═════ Exercise materials

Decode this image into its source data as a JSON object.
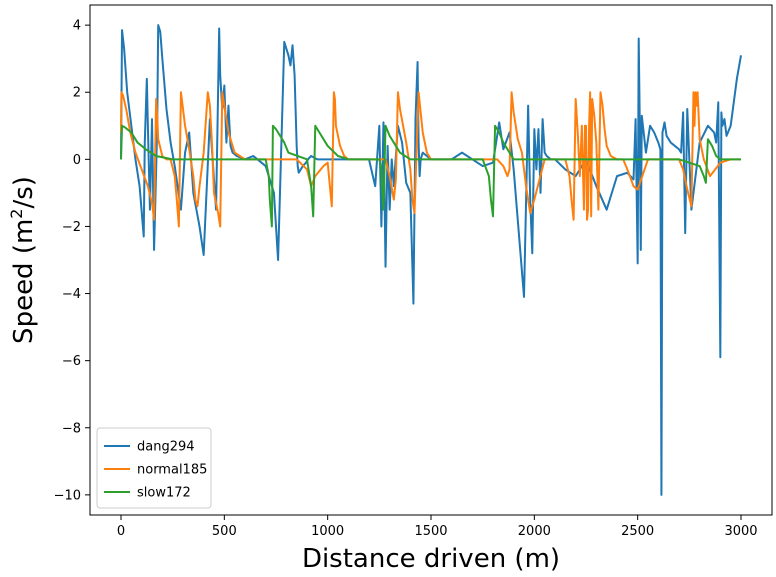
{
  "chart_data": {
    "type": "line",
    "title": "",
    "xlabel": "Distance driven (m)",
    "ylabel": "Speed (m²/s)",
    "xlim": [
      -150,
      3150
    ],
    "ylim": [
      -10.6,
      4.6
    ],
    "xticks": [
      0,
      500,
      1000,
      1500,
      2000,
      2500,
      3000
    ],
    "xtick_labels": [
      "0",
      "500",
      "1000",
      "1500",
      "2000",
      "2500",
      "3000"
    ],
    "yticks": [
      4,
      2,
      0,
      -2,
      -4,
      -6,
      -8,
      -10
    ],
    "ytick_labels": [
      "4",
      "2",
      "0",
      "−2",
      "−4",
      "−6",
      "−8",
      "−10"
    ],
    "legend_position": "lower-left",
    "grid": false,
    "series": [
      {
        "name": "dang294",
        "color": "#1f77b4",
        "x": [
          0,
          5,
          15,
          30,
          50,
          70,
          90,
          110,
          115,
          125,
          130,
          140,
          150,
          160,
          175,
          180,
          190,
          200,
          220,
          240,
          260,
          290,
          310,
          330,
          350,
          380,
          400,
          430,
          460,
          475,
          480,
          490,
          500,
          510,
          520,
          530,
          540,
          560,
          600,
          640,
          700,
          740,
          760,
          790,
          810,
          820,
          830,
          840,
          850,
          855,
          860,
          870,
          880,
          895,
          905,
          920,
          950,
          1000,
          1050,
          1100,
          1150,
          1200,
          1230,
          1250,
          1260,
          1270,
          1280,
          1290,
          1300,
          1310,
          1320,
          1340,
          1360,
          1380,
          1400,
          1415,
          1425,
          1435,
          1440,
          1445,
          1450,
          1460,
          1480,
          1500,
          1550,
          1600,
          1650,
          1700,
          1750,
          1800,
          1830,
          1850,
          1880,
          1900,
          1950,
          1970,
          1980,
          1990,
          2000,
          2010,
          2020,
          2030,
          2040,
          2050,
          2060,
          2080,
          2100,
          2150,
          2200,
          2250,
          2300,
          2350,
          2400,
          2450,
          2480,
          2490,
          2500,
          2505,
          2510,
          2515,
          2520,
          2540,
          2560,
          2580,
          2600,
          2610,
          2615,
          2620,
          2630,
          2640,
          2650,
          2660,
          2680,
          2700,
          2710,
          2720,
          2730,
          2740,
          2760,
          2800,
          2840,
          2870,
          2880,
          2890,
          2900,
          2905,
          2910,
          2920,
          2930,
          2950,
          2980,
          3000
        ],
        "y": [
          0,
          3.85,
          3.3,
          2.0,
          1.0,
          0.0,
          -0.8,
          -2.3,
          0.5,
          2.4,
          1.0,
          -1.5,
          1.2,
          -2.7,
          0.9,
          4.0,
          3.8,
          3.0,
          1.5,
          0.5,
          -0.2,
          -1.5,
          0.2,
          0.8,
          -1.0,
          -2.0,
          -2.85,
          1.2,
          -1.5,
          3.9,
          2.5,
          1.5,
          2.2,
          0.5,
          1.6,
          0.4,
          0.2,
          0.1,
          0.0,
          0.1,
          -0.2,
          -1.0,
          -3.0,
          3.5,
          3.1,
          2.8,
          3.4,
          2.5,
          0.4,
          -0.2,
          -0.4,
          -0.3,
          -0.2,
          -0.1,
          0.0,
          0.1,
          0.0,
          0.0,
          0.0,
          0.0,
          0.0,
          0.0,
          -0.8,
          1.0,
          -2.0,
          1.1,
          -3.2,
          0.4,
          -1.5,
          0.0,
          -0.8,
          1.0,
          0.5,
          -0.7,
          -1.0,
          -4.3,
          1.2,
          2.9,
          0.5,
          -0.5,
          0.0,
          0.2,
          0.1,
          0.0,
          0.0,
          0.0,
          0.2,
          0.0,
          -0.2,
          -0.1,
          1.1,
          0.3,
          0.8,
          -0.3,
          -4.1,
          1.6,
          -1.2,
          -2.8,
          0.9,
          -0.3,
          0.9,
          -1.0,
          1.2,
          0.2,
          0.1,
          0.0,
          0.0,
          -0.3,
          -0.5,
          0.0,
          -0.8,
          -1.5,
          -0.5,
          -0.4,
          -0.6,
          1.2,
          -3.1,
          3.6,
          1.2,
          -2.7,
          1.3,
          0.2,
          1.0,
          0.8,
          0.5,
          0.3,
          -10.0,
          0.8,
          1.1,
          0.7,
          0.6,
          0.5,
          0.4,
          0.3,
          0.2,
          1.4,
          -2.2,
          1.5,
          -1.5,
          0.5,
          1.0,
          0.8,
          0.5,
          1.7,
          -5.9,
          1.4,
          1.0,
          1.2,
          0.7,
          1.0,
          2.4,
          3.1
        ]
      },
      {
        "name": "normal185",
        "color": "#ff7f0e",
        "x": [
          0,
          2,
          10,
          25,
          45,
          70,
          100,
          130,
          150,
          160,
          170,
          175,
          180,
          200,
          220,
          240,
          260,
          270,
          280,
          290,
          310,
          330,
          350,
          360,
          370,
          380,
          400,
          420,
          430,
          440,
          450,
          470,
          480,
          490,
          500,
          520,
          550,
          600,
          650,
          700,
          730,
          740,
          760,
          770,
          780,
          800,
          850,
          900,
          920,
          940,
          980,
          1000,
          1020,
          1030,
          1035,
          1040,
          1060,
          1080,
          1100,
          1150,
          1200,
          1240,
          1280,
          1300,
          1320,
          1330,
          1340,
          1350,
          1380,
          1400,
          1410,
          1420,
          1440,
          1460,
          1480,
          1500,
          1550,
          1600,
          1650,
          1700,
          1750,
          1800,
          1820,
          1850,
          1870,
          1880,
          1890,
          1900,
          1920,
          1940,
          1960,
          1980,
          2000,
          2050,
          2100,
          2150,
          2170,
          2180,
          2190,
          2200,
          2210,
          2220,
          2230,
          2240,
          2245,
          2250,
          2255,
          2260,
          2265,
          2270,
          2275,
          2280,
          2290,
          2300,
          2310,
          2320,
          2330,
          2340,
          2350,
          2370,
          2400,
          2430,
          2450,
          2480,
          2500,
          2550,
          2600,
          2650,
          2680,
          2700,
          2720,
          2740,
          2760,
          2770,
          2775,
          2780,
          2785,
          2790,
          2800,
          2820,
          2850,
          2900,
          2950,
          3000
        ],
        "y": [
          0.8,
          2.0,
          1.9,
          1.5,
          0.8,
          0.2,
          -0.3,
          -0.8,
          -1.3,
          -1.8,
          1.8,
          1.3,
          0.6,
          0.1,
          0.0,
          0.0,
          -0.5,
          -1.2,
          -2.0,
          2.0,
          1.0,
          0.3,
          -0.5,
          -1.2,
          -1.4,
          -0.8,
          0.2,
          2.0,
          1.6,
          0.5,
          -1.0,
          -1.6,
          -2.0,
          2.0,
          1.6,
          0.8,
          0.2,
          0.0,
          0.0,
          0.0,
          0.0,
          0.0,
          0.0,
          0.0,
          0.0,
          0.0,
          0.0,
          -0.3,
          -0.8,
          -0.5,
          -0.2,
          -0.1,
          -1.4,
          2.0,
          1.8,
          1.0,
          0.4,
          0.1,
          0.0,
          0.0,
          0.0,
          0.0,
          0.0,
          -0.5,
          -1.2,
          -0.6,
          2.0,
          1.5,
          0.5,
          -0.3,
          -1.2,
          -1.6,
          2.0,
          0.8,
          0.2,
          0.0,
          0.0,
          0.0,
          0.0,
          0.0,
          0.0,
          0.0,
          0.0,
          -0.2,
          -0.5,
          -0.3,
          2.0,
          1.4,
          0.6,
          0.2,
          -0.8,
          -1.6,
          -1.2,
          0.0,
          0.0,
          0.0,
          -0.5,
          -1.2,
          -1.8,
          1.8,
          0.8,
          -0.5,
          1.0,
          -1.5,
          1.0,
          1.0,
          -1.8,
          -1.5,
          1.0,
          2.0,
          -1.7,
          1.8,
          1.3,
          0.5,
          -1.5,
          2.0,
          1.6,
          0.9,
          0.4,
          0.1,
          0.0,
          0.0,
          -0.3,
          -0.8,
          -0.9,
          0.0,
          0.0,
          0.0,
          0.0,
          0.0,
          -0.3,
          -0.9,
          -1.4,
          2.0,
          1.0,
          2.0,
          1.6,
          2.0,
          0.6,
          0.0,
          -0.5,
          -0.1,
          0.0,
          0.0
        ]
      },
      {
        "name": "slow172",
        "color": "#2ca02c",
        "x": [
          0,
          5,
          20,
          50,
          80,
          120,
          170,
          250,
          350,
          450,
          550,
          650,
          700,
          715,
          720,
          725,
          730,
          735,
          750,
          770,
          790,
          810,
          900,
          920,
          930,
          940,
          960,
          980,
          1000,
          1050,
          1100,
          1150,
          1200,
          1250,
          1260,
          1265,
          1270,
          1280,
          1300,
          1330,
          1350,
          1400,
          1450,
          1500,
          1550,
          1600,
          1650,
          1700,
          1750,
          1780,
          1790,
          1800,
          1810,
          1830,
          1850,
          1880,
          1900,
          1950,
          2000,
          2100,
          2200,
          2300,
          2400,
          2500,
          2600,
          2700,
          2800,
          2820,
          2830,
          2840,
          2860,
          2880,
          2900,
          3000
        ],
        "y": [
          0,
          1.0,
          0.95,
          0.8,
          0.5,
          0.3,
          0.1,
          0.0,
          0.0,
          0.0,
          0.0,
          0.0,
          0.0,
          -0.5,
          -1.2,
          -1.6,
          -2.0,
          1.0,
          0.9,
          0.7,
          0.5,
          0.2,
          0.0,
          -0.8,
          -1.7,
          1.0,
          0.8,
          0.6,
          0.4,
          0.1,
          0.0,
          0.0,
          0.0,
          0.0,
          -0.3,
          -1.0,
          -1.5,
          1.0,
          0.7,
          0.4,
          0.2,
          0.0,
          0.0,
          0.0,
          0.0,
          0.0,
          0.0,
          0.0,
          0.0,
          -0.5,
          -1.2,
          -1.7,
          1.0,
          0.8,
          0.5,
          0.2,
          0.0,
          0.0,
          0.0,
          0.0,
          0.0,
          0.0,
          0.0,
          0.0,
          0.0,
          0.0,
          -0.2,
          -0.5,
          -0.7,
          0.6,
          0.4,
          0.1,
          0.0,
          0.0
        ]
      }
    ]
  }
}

══════════

Instruction =>
Determine how many lines of the entries above carry the string "name", and give that number alone.

Answer in full =>
3